DESCRIPTION OF THE TASK.
Give the data a second time, exactly and in full.

------------------------------------

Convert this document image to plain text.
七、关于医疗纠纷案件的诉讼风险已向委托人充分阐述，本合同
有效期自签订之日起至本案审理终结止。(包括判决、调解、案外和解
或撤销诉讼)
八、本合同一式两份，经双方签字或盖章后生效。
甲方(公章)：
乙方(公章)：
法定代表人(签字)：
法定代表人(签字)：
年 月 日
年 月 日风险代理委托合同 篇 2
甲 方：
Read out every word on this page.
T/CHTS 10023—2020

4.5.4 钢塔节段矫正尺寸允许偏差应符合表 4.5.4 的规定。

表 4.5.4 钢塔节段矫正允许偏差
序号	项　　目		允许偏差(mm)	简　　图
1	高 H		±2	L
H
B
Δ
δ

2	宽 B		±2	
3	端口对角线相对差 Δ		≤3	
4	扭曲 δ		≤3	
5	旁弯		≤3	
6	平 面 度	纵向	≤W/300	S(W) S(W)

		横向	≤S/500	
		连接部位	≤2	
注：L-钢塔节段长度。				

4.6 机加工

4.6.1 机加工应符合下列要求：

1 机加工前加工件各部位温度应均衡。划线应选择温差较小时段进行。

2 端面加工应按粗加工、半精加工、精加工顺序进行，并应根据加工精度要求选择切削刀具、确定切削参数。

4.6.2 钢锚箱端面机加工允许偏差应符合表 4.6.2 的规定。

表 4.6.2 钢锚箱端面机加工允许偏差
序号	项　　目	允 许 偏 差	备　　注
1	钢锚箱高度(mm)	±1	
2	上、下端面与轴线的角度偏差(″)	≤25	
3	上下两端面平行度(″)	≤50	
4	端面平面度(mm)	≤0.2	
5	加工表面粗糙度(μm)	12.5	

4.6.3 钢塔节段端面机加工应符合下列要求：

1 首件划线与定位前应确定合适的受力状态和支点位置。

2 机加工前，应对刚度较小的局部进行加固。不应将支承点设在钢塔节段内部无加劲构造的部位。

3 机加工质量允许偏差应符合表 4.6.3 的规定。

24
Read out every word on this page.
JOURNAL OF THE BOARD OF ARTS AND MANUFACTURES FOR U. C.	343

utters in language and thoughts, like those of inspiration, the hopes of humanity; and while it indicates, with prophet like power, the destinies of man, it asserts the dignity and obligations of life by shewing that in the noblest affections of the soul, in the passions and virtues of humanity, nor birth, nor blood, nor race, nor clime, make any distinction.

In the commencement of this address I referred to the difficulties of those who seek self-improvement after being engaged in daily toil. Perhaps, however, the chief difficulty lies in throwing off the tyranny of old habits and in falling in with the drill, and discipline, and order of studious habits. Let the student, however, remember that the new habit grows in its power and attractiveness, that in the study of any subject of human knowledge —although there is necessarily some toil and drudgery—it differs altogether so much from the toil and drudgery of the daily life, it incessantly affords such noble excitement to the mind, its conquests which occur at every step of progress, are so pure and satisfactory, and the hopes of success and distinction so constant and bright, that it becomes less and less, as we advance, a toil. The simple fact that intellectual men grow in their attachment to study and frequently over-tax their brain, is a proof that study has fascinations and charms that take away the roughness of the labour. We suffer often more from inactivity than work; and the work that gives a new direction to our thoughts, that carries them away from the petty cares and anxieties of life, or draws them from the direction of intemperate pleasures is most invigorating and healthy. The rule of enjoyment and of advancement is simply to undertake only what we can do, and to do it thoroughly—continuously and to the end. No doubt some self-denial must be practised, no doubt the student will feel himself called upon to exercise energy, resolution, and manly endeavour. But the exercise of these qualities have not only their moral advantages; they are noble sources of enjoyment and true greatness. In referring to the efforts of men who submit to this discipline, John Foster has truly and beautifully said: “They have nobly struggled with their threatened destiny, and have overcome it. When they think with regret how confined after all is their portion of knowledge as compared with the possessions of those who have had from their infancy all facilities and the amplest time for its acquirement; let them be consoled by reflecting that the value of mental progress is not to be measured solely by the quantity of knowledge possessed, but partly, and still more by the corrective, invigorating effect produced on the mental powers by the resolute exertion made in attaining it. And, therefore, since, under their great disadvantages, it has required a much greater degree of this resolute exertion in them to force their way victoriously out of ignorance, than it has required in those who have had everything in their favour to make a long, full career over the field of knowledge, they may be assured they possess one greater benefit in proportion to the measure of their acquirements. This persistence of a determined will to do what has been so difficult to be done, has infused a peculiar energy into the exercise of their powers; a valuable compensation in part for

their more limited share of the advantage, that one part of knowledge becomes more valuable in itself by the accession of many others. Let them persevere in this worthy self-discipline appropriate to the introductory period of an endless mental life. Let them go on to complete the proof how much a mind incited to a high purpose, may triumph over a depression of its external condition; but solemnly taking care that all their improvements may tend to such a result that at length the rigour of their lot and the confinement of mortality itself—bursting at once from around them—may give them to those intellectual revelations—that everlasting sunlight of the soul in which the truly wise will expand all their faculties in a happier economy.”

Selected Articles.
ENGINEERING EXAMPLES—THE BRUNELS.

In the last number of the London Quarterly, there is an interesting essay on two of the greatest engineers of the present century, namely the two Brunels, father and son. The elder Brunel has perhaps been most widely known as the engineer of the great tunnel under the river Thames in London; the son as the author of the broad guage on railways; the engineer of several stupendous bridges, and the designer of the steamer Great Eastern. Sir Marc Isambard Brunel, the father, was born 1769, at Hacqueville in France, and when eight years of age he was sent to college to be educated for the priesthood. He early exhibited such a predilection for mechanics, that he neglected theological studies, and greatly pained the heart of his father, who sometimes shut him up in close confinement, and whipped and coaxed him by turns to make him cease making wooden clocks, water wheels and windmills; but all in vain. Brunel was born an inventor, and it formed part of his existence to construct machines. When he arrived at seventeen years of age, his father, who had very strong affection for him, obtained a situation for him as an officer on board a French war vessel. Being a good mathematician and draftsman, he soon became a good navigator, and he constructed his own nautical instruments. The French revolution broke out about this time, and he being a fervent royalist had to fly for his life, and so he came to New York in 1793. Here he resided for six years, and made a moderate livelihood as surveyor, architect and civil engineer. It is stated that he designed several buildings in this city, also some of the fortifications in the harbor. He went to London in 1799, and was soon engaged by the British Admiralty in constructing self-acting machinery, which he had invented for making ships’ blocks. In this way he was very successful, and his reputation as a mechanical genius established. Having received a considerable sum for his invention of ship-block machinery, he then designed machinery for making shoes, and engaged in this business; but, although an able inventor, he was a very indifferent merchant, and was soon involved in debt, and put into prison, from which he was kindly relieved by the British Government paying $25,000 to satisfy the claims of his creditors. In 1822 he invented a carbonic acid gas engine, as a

------------------------------------

THE ANSWER.
Convert this document image to plain text.
七、关于医疗纠纷案件的诉讼风险已向委托人充分阐述，本合同
有效期自签订之日起至本案审理终结止。(包括判决、调解、案外和解
或撤销诉讼)
八、本合同一式两份，经双方签字或盖章后生效。
甲方(公章)：
乙方(公章)：
法定代表人(签字)：
法定代表人(签字)：
年 月 日
年 月 日风险代理委托合同 篇 2
甲 方：
Read out every word on this page.
T/CHTS 10023—2020

4.5.4 钢塔节段矫正尺寸允许偏差应符合表 4.5.4 的规定。

表 4.5.4 钢塔节段矫正允许偏差
序号	项　　目		允许偏差(mm)	简　　图
1	高 H		±2	L
H
B
Δ
δ

2	宽 B		±2	
3	端口对角线相对差 Δ		≤3	
4	扭曲 δ		≤3	
5	旁弯		≤3	
6	平 面 度	纵向	≤W/300	S(W) S(W)

		横向	≤S/500	
		连接部位	≤2	
注：L-钢塔节段长度。				

4.6 机加工

4.6.1 机加工应符合下列要求：

1 机加工前加工件各部位温度应均衡。划线应选择温差较小时段进行。

2 端面加工应按粗加工、半精加工、精加工顺序进行，并应根据加工精度要求选择切削刀具、确定切削参数。

4.6.2 钢锚箱端面机加工允许偏差应符合表 4.6.2 的规定。

表 4.6.2 钢锚箱端面机加工允许偏差
序号	项　　目	允 许 偏 差	备　　注
1	钢锚箱高度(mm)	±1	
2	上、下端面与轴线的角度偏差(″)	≤25	
3	上下两端面平行度(″)	≤50	
4	端面平面度(mm)	≤0.2	
5	加工表面粗糙度(μm)	12.5	

4.6.3 钢塔节段端面机加工应符合下列要求：

1 首件划线与定位前应确定合适的受力状态和支点位置。

2 机加工前，应对刚度较小的局部进行加固。不应将支承点设在钢塔节段内部无加劲构造的部位。

3 机加工质量允许偏差应符合表 4.6.3 的规定。

24
Read out every word on this page.
JOURNAL OF THE BOARD OF ARTS AND MANUFACTURES FOR U. C.	343

utters in language and thoughts, like those of inspiration, the hopes of humanity; and while it indicates, with prophet like power, the destinies of man, it asserts the dignity and obligations of life by shewing that in the noblest affections of the soul, in the passions and virtues of humanity, nor birth, nor blood, nor race, nor clime, make any distinction.

In the commencement of this address I referred to the difficulties of those who seek self-improvement after being engaged in daily toil. Perhaps, however, the chief difficulty lies in throwing off the tyranny of old habits and in falling in with the drill, and discipline, and order of studious habits. Let the student, however, remember that the new habit grows in its power and attractiveness, that in the study of any subject of human knowledge —although there is necessarily some toil and drudgery—it differs altogether so much from the toil and drudgery of the daily life, it incessantly affords such noble excitement to the mind, its conquests which occur at every step of progress, are so pure and satisfactory, and the hopes of success and distinction so constant and bright, that it becomes less and less, as we advance, a toil. The simple fact that intellectual men grow in their attachment to study and frequently over-tax their brain, is a proof that study has fascinations and charms that take away the roughness of the labour. We suffer often more from inactivity than work; and the work that gives a new direction to our thoughts, that carries them away from the petty cares and anxieties of life, or draws them from the direction of intemperate pleasures is most invigorating and healthy. The rule of enjoyment and of advancement is simply to undertake only what we can do, and to do it thoroughly—continuously and to the end. No doubt some self-denial must be practised, no doubt the student will feel himself called upon to exercise energy, resolution, and manly endeavour. But the exercise of these qualities have not only their moral advantages; they are noble sources of enjoyment and true greatness. In referring to the efforts of men who submit to this discipline, John Foster has truly and beautifully said: “They have nobly struggled with their threatened destiny, and have overcome it. When they think with regret how confined after all is their portion of knowledge as compared with the possessions of those who have had from their infancy all facilities and the amplest time for its acquirement; let them be consoled by reflecting that the value of mental progress is not to be measured solely by the quantity of knowledge possessed, but partly, and still more by the corrective, invigorating effect produced on the mental powers by the resolute exertion made in attaining it. And, therefore, since, under their great disadvantages, it has required a much greater degree of this resolute exertion in them to force their way victoriously out of ignorance, than it has required in those who have had everything in their favour to make a long, full career over the field of knowledge, they may be assured they possess one greater benefit in proportion to the measure of their acquirements. This persistence of a determined will to do what has been so difficult to be done, has infused a peculiar energy into the exercise of their powers; a valuable compensation in part for

their more limited share of the advantage, that one part of knowledge becomes more valuable in itself by the accession of many others. Let them persevere in this worthy self-discipline appropriate to the introductory period of an endless mental life. Let them go on to complete the proof how much a mind incited to a high purpose, may triumph over a depression of its external condition; but solemnly taking care that all their improvements may tend to such a result that at length the rigour of their lot and the confinement of mortality itself—bursting at once from around them—may give them to those intellectual revelations—that everlasting sunlight of the soul in which the truly wise will expand all their faculties in a happier economy.”

Selected Articles.
ENGINEERING EXAMPLES—THE BRUNELS.

In the last number of the London Quarterly, there is an interesting essay on two of the greatest engineers of the present century, namely the two Brunels, father and son. The elder Brunel has perhaps been most widely known as the engineer of the great tunnel under the river Thames in London; the son as the author of the broad guage on railways; the engineer of several stupendous bridges, and the designer of the steamer Great Eastern. Sir Marc Isambard Brunel, the father, was born 1769, at Hacqueville in France, and when eight years of age he was sent to college to be educated for the priesthood. He early exhibited such a predilection for mechanics, that he neglected theological studies, and greatly pained the heart of his father, who sometimes shut him up in close confinement, and whipped and coaxed him by turns to make him cease making wooden clocks, water wheels and windmills; but all in vain. Brunel was born an inventor, and it formed part of his existence to construct machines. When he arrived at seventeen years of age, his father, who had very strong affection for him, obtained a situation for him as an officer on board a French war vessel. Being a good mathematician and draftsman, he soon became a good navigator, and he constructed his own nautical instruments. The French revolution broke out about this time, and he being a fervent royalist had to fly for his life, and so he came to New York in 1793. Here he resided for six years, and made a moderate livelihood as surveyor, architect and civil engineer. It is stated that he designed several buildings in this city, also some of the fortifications in the harbor. He went to London in 1799, and was soon engaged by the British Admiralty in constructing self-acting machinery, which he had invented for making ships’ blocks. In this way he was very successful, and his reputation as a mechanical genius established. Having received a considerable sum for his invention of ship-block machinery, he then designed machinery for making shoes, and engaged in this business; but, although an able inventor, he was a very indifferent merchant, and was soon involved in debt, and put into prison, from which he was kindly relieved by the British Government paying $25,000 to satisfy the claims of his creditors. In 1822 he invented a carbonic acid gas engine, as a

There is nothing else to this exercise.